[start of Data listing]
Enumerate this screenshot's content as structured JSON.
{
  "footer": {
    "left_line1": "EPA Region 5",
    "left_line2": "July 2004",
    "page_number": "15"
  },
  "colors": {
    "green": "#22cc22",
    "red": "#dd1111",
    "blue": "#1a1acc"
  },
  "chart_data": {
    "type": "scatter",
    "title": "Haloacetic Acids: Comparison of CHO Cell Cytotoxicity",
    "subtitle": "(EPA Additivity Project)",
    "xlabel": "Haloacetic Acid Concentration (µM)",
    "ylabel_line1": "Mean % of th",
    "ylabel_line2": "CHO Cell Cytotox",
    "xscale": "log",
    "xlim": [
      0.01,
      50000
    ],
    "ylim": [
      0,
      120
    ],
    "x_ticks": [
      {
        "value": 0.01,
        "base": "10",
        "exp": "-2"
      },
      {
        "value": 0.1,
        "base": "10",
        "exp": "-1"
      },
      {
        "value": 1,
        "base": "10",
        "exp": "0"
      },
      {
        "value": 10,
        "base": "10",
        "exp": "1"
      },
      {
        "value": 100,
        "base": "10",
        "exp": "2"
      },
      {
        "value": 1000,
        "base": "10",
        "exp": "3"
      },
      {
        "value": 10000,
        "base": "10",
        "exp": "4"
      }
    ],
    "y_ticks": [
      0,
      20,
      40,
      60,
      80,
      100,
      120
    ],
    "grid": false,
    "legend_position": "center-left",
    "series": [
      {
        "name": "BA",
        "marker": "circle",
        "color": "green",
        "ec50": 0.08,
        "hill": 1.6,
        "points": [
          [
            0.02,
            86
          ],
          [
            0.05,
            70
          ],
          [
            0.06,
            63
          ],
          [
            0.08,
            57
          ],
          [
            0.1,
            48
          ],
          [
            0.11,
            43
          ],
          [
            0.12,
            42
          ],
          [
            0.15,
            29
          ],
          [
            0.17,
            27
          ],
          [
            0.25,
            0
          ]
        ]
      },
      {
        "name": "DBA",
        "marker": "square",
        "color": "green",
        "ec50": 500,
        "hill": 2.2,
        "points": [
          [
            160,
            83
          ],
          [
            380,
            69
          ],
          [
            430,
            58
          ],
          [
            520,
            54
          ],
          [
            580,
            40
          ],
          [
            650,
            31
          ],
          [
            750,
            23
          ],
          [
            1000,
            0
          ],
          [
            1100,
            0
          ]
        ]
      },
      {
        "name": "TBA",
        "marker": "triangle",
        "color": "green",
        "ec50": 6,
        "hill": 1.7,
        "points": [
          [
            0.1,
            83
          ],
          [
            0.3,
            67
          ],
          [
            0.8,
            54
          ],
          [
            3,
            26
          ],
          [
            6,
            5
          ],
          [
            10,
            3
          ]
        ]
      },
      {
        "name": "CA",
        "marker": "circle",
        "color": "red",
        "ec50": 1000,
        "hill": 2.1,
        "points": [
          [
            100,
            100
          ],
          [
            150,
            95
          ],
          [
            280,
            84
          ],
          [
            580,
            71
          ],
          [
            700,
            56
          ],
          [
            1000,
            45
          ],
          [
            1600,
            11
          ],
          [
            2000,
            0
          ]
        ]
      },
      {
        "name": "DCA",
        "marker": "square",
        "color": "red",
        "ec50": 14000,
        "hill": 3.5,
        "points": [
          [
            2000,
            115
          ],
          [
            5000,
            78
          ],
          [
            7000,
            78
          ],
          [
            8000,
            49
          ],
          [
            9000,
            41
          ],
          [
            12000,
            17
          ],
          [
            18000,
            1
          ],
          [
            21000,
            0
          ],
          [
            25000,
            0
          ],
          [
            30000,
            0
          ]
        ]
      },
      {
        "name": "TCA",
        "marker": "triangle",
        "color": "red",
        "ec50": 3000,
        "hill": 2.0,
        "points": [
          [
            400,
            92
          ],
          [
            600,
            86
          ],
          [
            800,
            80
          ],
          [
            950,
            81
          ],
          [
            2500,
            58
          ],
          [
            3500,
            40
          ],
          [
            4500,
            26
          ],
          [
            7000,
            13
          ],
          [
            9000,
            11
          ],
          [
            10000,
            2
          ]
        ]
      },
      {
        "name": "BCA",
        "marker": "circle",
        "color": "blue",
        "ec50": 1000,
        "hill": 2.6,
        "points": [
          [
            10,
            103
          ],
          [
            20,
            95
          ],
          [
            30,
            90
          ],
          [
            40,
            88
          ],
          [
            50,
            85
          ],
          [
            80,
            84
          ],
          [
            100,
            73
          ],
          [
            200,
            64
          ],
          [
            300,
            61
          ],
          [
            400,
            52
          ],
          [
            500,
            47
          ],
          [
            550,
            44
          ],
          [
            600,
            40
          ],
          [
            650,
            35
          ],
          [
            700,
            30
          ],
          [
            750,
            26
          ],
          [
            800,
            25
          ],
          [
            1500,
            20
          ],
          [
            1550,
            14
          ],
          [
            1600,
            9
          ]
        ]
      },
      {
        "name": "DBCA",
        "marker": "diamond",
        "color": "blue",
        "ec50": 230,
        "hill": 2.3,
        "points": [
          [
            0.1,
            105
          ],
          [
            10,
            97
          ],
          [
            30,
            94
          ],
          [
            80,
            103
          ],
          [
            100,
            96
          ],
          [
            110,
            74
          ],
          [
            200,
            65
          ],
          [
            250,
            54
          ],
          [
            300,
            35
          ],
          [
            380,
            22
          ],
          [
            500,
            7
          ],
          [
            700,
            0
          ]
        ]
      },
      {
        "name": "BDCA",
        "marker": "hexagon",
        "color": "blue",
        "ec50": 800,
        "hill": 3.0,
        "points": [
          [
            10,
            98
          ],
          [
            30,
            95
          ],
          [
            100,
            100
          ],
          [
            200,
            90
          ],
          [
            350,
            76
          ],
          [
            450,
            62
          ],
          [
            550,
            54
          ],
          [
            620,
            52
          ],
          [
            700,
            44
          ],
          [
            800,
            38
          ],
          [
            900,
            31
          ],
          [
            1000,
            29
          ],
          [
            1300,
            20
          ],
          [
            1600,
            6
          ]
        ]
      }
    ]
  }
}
[end of Data listing]
What is asked: From the records above, extract each line exactly as shown.

Result of the task:
Enumerate this screenshot's content as structured JSON.
{
  "footer": {
    "left_line1": "EPA Region 5",
    "left_line2": "July 2004",
    "page_number": "15"
  },
  "colors": {
    "green": "#22cc22",
    "red": "#dd1111",
    "blue": "#1a1acc"
  },
  "chart_data": {
    "type": "scatter",
    "title": "Haloacetic Acids: Comparison of CHO Cell Cytotoxicity",
    "subtitle": "(EPA Additivity Project)",
    "xlabel": "Haloacetic Acid Concentration (µM)",
    "ylabel_line1": "Mean % of th",
    "ylabel_line2": "CHO Cell Cytotox",
    "xscale": "log",
    "xlim": [
      0.01,
      50000
    ],
    "ylim": [
      0,
      120
    ],
    "x_ticks": [
      {
        "value": 0.01,
        "base": "10",
        "exp": "-2"
      },
      {
        "value": 0.1,
        "base": "10",
        "exp": "-1"
      },
      {
        "value": 1,
        "base": "10",
        "exp": "0"
      },
      {
        "value": 10,
        "base": "10",
        "exp": "1"
      },
      {
        "value": 100,
        "base": "10",
        "exp": "2"
      },
      {
        "value": 1000,
        "base": "10",
        "exp": "3"
      },
      {
        "value": 10000,
        "base": "10",
        "exp": "4"
      }
    ],
    "y_ticks": [
      0,
      20,
      40,
      60,
      80,
      100,
      120
    ],
    "grid": false,
    "legend_position": "center-left",
    "series": [
      {
        "name": "BA",
        "marker": "circle",
        "color": "green",
        "ec50": 0.08,
        "hill": 1.6,
        "points": [
          [
            0.02,
            86
          ],
          [
            0.05,
            70
          ],
          [
            0.06,
            63
          ],
          [
            0.08,
            57
          ],
          [
            0.1,
            48
          ],
          [
            0.11,
            43
          ],
          [
            0.12,
            42
          ],
          [
            0.15,
            29
          ],
          [
            0.17,
            27
          ],
          [
            0.25,
            0
          ]
        ]
      },
      {
        "name": "DBA",
        "marker": "square",
        "color": "green",
        "ec50": 500,
        "hill": 2.2,
        "points": [
          [
            160,
            83
          ],
          [
            380,
            69
          ],
          [
            430,
            58
          ],
          [
            520,
            54
          ],
          [
            580,
            40
          ],
          [
            650,
            31
          ],
          [
            750,
            23
          ],
          [
            1000,
            0
          ],
          [
            1100,
            0
          ]
        ]
      },
      {
        "name": "TBA",
        "marker": "triangle",
        "color": "green",
        "ec50": 6,
        "hill": 1.7,
        "points": [
          [
            0.1,
            83
          ],
          [
            0.3,
            67
          ],
          [
            0.8,
            54
          ],
          [
            3,
            26
          ],
          [
            6,
            5
          ],
          [
            10,
            3
          ]
        ]
      },
      {
        "name": "CA",
        "marker": "circle",
        "color": "red",
        "ec50": 1000,
        "hill": 2.1,
        "points": [
          [
            100,
            100
          ],
          [
            150,
            95
          ],
          [
            280,
            84
          ],
          [
            580,
            71
          ],
          [
            700,
            56
          ],
          [
            1000,
            45
          ],
          [
            1600,
            11
          ],
          [
            2000,
            0
          ]
        ]
      },
      {
        "name": "DCA",
        "marker": "square",
        "color": "red",
        "ec50": 14000,
        "hill": 3.5,
        "points": [
          [
            2000,
            115
          ],
          [
            5000,
            78
          ],
          [
            7000,
            78
          ],
          [
            8000,
            49
          ],
          [
            9000,
            41
          ],
          [
            12000,
            17
          ],
          [
            18000,
            1
          ],
          [
            21000,
            0
          ],
          [
            25000,
            0
          ],
          [
            30000,
            0
          ]
        ]
      },
      {
        "name": "TCA",
        "marker": "triangle",
        "color": "red",
        "ec50": 3000,
        "hill": 2.0,
        "points": [
          [
            400,
            92
          ],
          [
            600,
            86
          ],
          [
            800,
            80
          ],
          [
            950,
            81
          ],
          [
            2500,
            58
          ],
          [
            3500,
            40
          ],
          [
            4500,
            26
          ],
          [
            7000,
            13
          ],
          [
            9000,
            11
          ],
          [
            10000,
            2
          ]
        ]
      },
      {
        "name": "BCA",
        "marker": "circle",
        "color": "blue",
        "ec50": 1000,
        "hill": 2.6,
        "points": [
          [
            10,
            103
          ],
          [
            20,
            95
          ],
          [
            30,
            90
          ],
          [
            40,
            88
          ],
          [
            50,
            85
          ],
          [
            80,
            84
          ],
          [
            100,
            73
          ],
          [
            200,
            64
          ],
          [
            300,
            61
          ],
          [
            400,
            52
          ],
          [
            500,
            47
          ],
          [
            550,
            44
          ],
          [
            600,
            40
          ],
          [
            650,
            35
          ],
          [
            700,
            30
          ],
          [
            750,
            26
          ],
          [
            800,
            25
          ],
          [
            1500,
            20
          ],
          [
            1550,
            14
          ],
          [
            1600,
            9
          ]
        ]
      },
      {
        "name": "DBCA",
        "marker": "diamond",
        "color": "blue",
        "ec50": 230,
        "hill": 2.3,
        "points": [
          [
            0.1,
            105
          ],
          [
            10,
            97
          ],
          [
            30,
            94
          ],
          [
            80,
            103
          ],
          [
            100,
            96
          ],
          [
            110,
            74
          ],
          [
            200,
            65
          ],
          [
            250,
            54
          ],
          [
            300,
            35
          ],
          [
            380,
            22
          ],
          [
            500,
            7
          ],
          [
            700,
            0
          ]
        ]
      },
      {
        "name": "BDCA",
        "marker": "hexagon",
        "color": "blue",
        "ec50": 800,
        "hill": 3.0,
        "points": [
          [
            10,
            98
          ],
          [
            30,
            95
          ],
          [
            100,
            100
          ],
          [
            200,
            90
          ],
          [
            350,
            76
          ],
          [
            450,
            62
          ],
          [
            550,
            54
          ],
          [
            620,
            52
          ],
          [
            700,
            44
          ],
          [
            800,
            38
          ],
          [
            900,
            31
          ],
          [
            1000,
            29
          ],
          [
            1300,
            20
          ],
          [
            1600,
            6
          ]
        ]
      }
    ]
  }
}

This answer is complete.